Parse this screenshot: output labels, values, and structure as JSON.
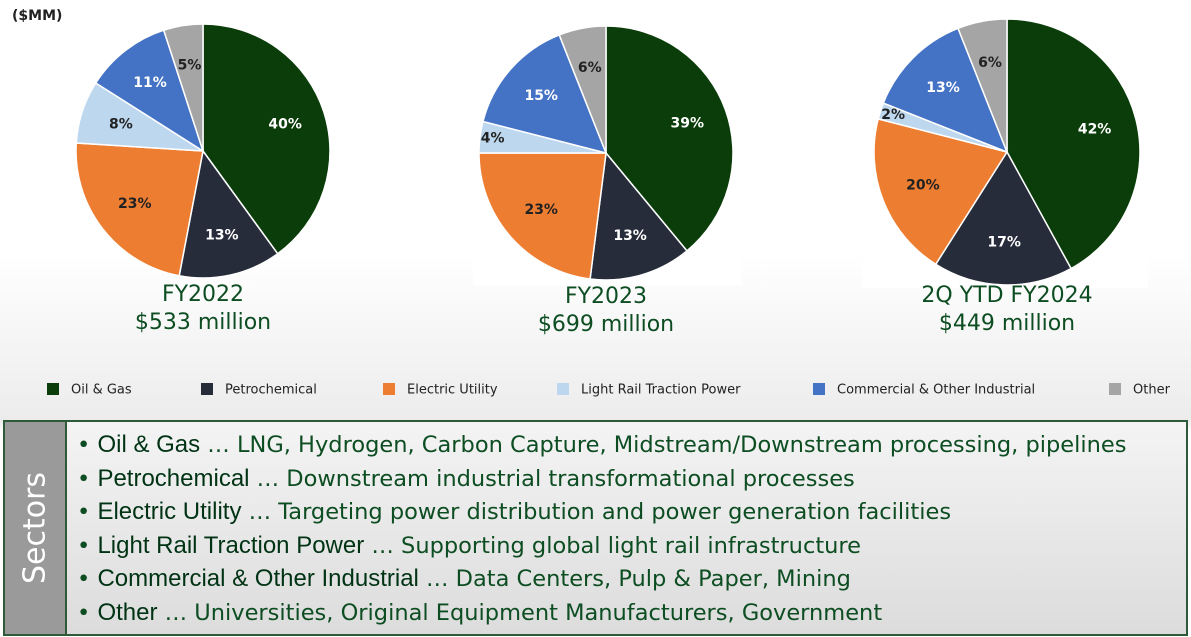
{
  "unit": "($MM)",
  "chart_data": [
    {
      "type": "pie",
      "title": "FY2022",
      "subtitle": "$533 million",
      "categories": [
        "Oil & Gas",
        "Petrochemical",
        "Electric Utility",
        "Light Rail Traction Power",
        "Commercial & Other Industrial",
        "Other"
      ],
      "values": [
        40,
        13,
        23,
        8,
        11,
        5
      ],
      "value_labels": [
        "40%",
        "13%",
        "23%",
        "8%",
        "11%",
        "5%"
      ],
      "colors": [
        "#0a3d0a",
        "#262c3a",
        "#ed7d31",
        "#bdd7ee",
        "#4472c4",
        "#a5a5a5"
      ]
    },
    {
      "type": "pie",
      "title": "FY2023",
      "subtitle": "$699 million",
      "categories": [
        "Oil & Gas",
        "Petrochemical",
        "Electric Utility",
        "Light Rail Traction Power",
        "Commercial & Other Industrial",
        "Other"
      ],
      "values": [
        39,
        13,
        23,
        4,
        15,
        6
      ],
      "value_labels": [
        "39%",
        "13%",
        "23%",
        "4%",
        "15%",
        "6%"
      ],
      "colors": [
        "#0a3d0a",
        "#262c3a",
        "#ed7d31",
        "#bdd7ee",
        "#4472c4",
        "#a5a5a5"
      ]
    },
    {
      "type": "pie",
      "title": "2Q YTD FY2024",
      "subtitle": "$449 million",
      "categories": [
        "Oil & Gas",
        "Petrochemical",
        "Electric Utility",
        "Light Rail Traction Power",
        "Commercial & Other Industrial",
        "Other"
      ],
      "values": [
        42,
        17,
        20,
        2,
        13,
        6
      ],
      "value_labels": [
        "42%",
        "17%",
        "20%",
        "2%",
        "13%",
        "6%"
      ],
      "colors": [
        "#0a3d0a",
        "#262c3a",
        "#ed7d31",
        "#bdd7ee",
        "#4472c4",
        "#a5a5a5"
      ]
    }
  ],
  "sectors": {
    "title": "Sectors",
    "items": [
      {
        "name": "Oil & Gas",
        "text": "… LNG, Hydrogen, Carbon Capture, Midstream/Downstream processing, pipelines"
      },
      {
        "name": "Petrochemical",
        "text": "… Downstream industrial transformational processes"
      },
      {
        "name": "Electric Utility",
        "text": "… Targeting power distribution and power generation facilities"
      },
      {
        "name": "Light Rail Traction Power",
        "text": "… Supporting global light rail infrastructure"
      },
      {
        "name": "Commercial & Other Industrial",
        "text": "… Data Centers, Pulp & Paper, Mining"
      },
      {
        "name": "Other",
        "text": "… Universities, Original Equipment Manufacturers, Government"
      }
    ]
  }
}
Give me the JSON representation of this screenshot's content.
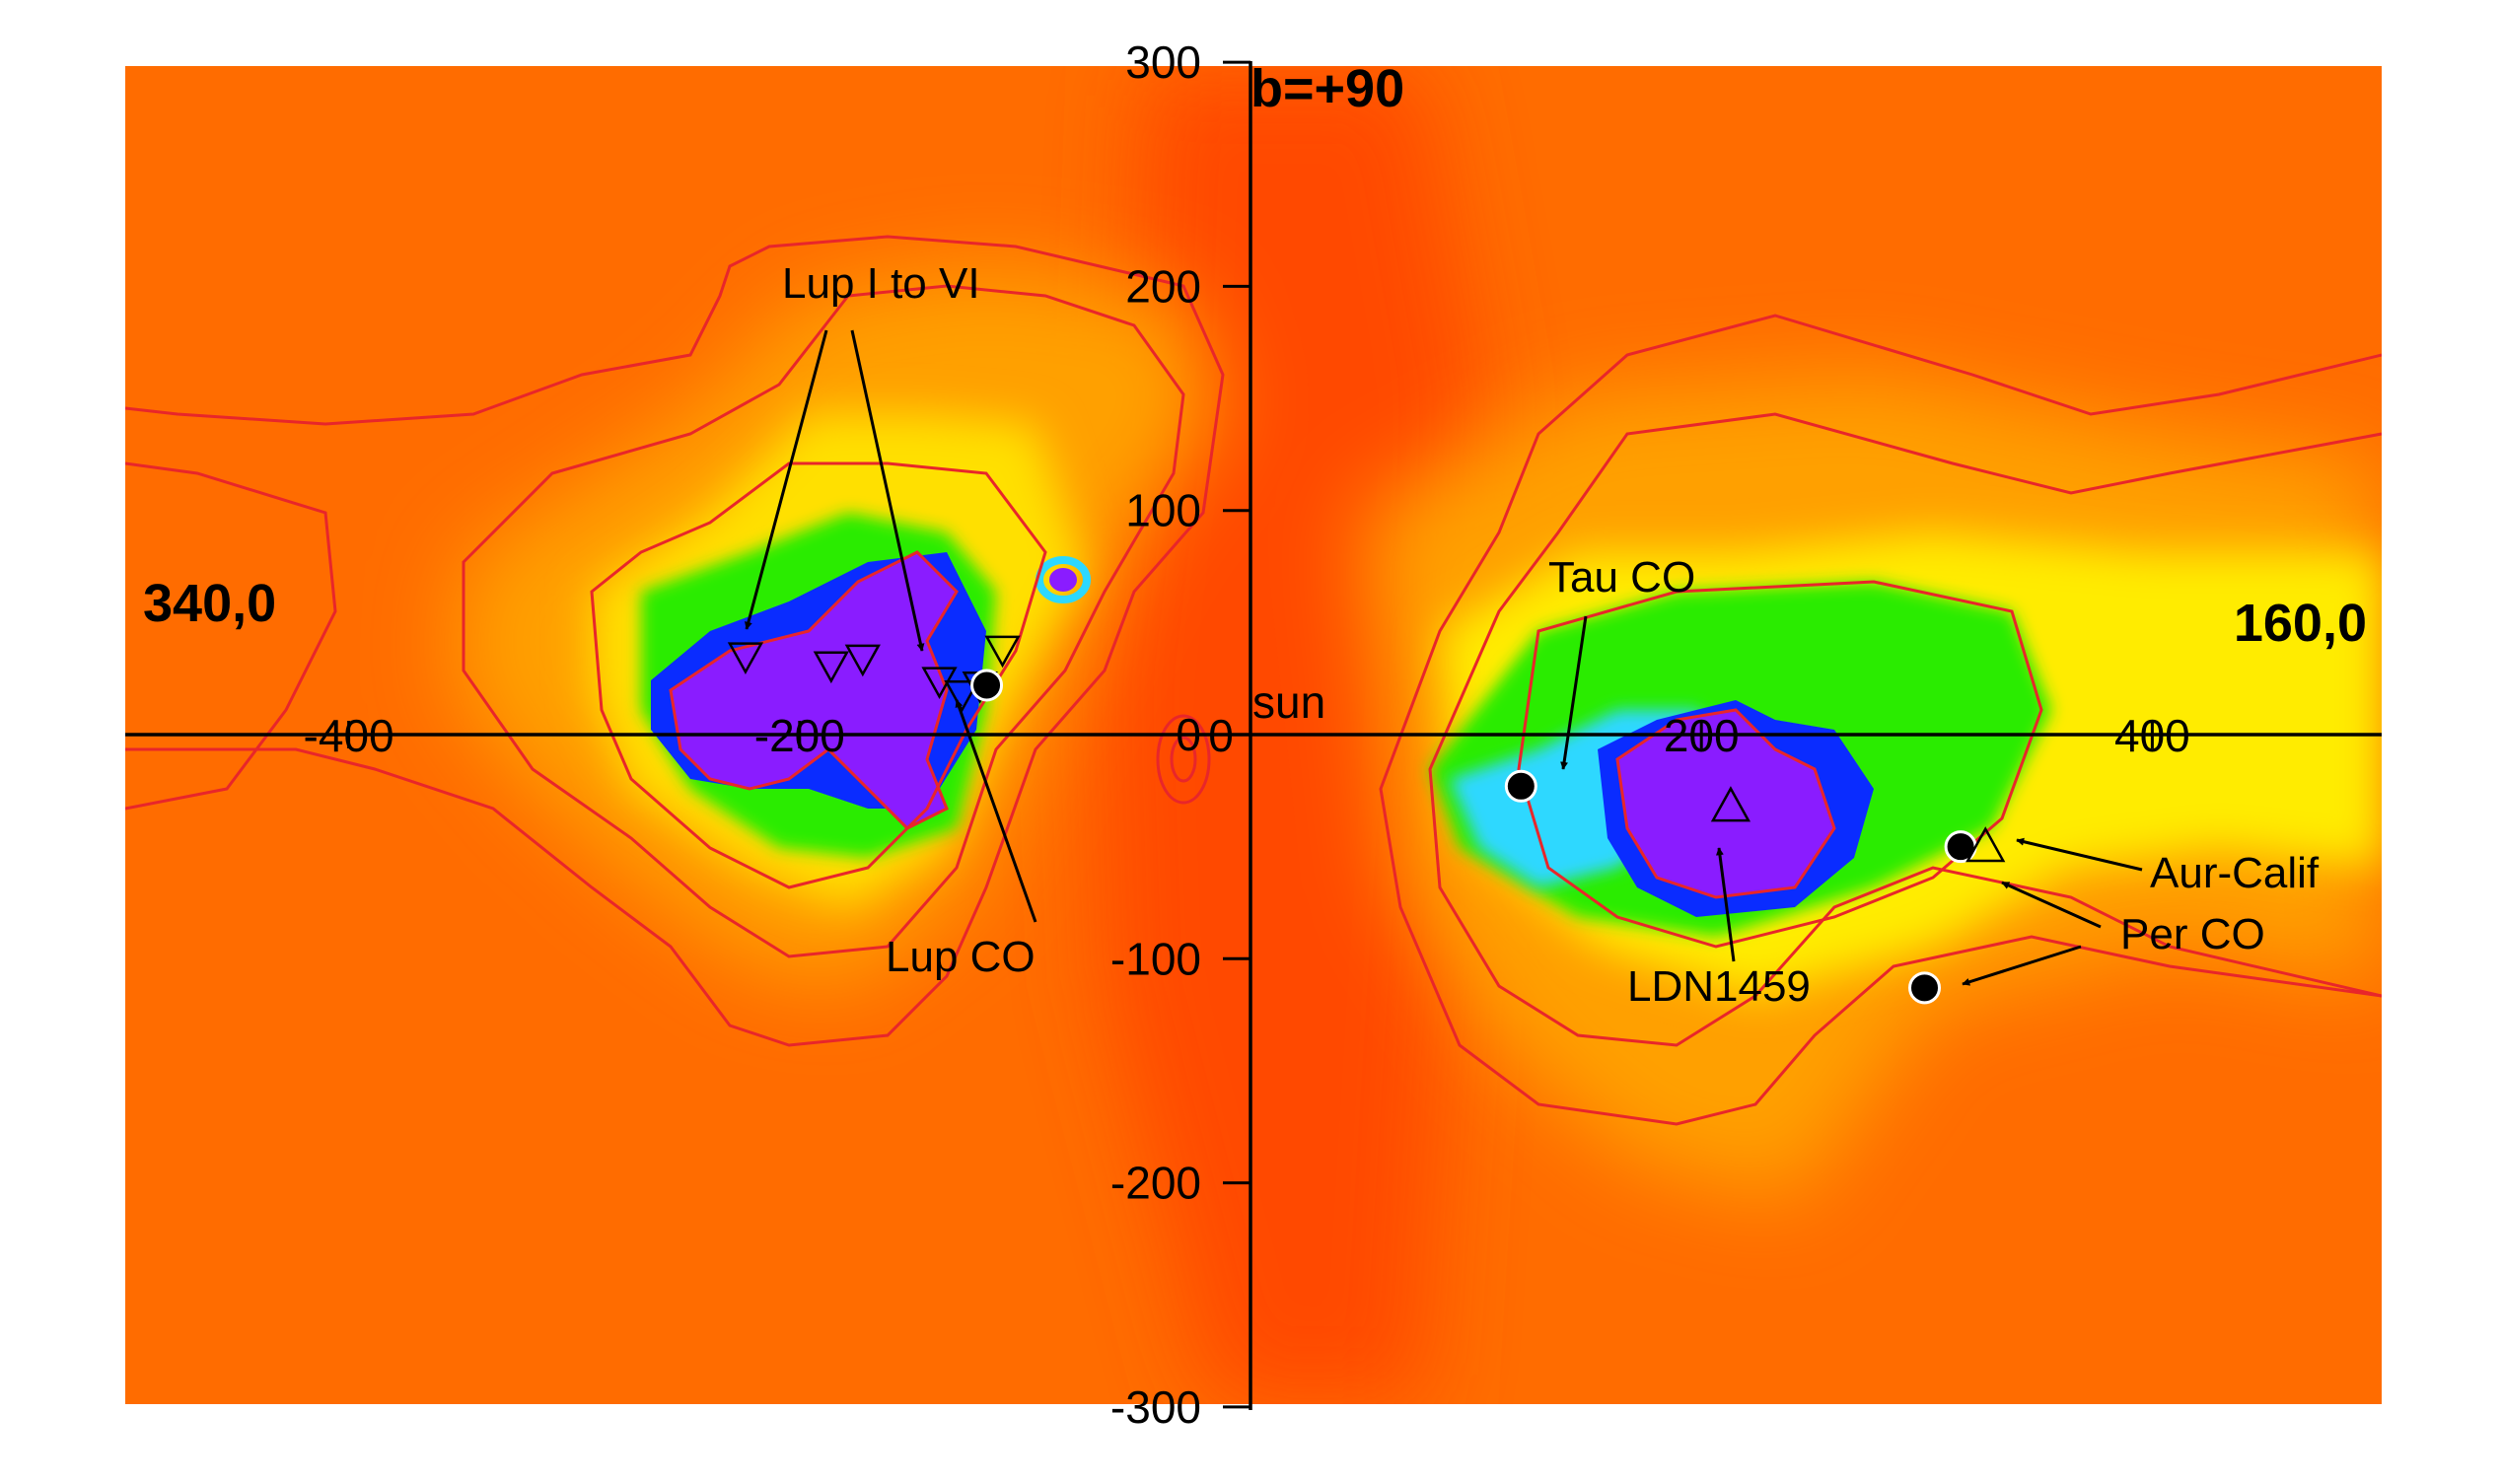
{
  "chart_data": {
    "type": "heatmap",
    "title": "",
    "xlabel": "",
    "ylabel": "",
    "xlim": [
      -500,
      500
    ],
    "ylim": [
      -300,
      300
    ],
    "x_ticks": [
      {
        "value": -400,
        "label": "-400"
      },
      {
        "value": -200,
        "label": "-200"
      },
      {
        "value": 0,
        "label": "0"
      },
      {
        "value": 200,
        "label": "200"
      },
      {
        "value": 400,
        "label": "400"
      }
    ],
    "y_ticks": [
      {
        "value": 300,
        "label": "300"
      },
      {
        "value": 200,
        "label": "200"
      },
      {
        "value": 100,
        "label": "100"
      },
      {
        "value": 0,
        "label": "0"
      },
      {
        "value": -100,
        "label": "-100"
      },
      {
        "value": -200,
        "label": "-200"
      },
      {
        "value": -300,
        "label": "-300"
      }
    ],
    "direction_labels": {
      "top": "b=+90",
      "left": "340,0",
      "right": "160,0",
      "origin": "sun"
    },
    "colormap": [
      "#ff4a00",
      "#ff6a00",
      "#ff9a00",
      "#ffd200",
      "#f6ff00",
      "#b6ff00",
      "#2cf000",
      "#2dd8ff",
      "#0a2cff",
      "#8a1cff"
    ],
    "contour_color": "#e8262a",
    "markers": [
      {
        "type": "triangle-down",
        "x": -224,
        "y": 35
      },
      {
        "type": "triangle-down",
        "x": -186,
        "y": 31
      },
      {
        "type": "triangle-down",
        "x": -172,
        "y": 34
      },
      {
        "type": "triangle-down",
        "x": -138,
        "y": 24
      },
      {
        "type": "triangle-down",
        "x": -128,
        "y": 18
      },
      {
        "type": "triangle-down",
        "x": -120,
        "y": 22
      },
      {
        "type": "triangle-down",
        "x": -110,
        "y": 38
      },
      {
        "type": "filled-circle",
        "x": -117,
        "y": 22
      },
      {
        "type": "filled-circle",
        "x": 120,
        "y": -23
      },
      {
        "type": "triangle-up",
        "x": 213,
        "y": -32
      },
      {
        "type": "filled-circle",
        "x": 315,
        "y": -50
      },
      {
        "type": "triangle-up",
        "x": 326,
        "y": -50
      },
      {
        "type": "filled-circle",
        "x": 299,
        "y": -113
      }
    ],
    "annotations": [
      {
        "text": "Lup I to VI"
      },
      {
        "text": "Lup CO"
      },
      {
        "text": "Tau CO"
      },
      {
        "text": "LDN1459"
      },
      {
        "text": "Aur-Calif"
      },
      {
        "text": "Per CO"
      }
    ]
  }
}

▶ _DIRECTIONS FOR THIS TASK_: Go through the entries above and copy every line containing "million".

▶ _RESULT_:
      "subtitle": "$533 million",
      "subtitle": "$699 million",
      "subtitle": "$449 million",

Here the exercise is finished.